DIRECTIONS FOR THIS TASK:
Extract each record and reproduce it exactly.

•••

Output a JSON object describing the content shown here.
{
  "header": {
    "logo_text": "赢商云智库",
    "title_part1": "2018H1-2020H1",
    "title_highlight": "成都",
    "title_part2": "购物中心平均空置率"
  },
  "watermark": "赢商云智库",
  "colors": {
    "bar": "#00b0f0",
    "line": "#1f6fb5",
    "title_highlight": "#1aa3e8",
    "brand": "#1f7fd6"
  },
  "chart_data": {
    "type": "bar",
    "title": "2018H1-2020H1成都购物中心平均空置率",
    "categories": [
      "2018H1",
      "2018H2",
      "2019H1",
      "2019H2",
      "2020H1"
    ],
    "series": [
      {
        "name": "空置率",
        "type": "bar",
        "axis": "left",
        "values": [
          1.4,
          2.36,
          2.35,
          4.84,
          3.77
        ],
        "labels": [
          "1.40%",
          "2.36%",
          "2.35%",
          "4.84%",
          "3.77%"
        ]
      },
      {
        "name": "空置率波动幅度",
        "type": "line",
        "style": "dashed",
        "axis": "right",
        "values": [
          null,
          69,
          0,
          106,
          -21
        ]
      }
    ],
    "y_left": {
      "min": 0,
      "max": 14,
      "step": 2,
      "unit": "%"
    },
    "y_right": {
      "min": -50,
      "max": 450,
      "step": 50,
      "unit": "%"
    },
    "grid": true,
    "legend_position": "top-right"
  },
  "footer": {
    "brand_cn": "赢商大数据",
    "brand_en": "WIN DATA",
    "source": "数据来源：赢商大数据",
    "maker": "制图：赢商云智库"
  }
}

•••

TASK ANSWER:
Output a JSON object describing the content shown here.
{
  "header": {
    "logo_text": "赢商云智库",
    "title_part1": "2018H1-2020H1",
    "title_highlight": "成都",
    "title_part2": "购物中心平均空置率"
  },
  "watermark": "赢商云智库",
  "colors": {
    "bar": "#00b0f0",
    "line": "#1f6fb5",
    "title_highlight": "#1aa3e8",
    "brand": "#1f7fd6"
  },
  "chart_data": {
    "type": "bar",
    "title": "2018H1-2020H1成都购物中心平均空置率",
    "categories": [
      "2018H1",
      "2018H2",
      "2019H1",
      "2019H2",
      "2020H1"
    ],
    "series": [
      {
        "name": "空置率",
        "type": "bar",
        "axis": "left",
        "values": [
          1.4,
          2.36,
          2.35,
          4.84,
          3.77
        ],
        "labels": [
          "1.40%",
          "2.36%",
          "2.35%",
          "4.84%",
          "3.77%"
        ]
      },
      {
        "name": "空置率波动幅度",
        "type": "line",
        "style": "dashed",
        "axis": "right",
        "values": [
          null,
          69,
          0,
          106,
          -21
        ]
      }
    ],
    "y_left": {
      "min": 0,
      "max": 14,
      "step": 2,
      "unit": "%"
    },
    "y_right": {
      "min": -50,
      "max": 450,
      "step": 50,
      "unit": "%"
    },
    "grid": true,
    "legend_position": "top-right"
  },
  "footer": {
    "brand_cn": "赢商大数据",
    "brand_en": "WIN DATA",
    "source": "数据来源：赢商大数据",
    "maker": "制图：赢商云智库"
  }
}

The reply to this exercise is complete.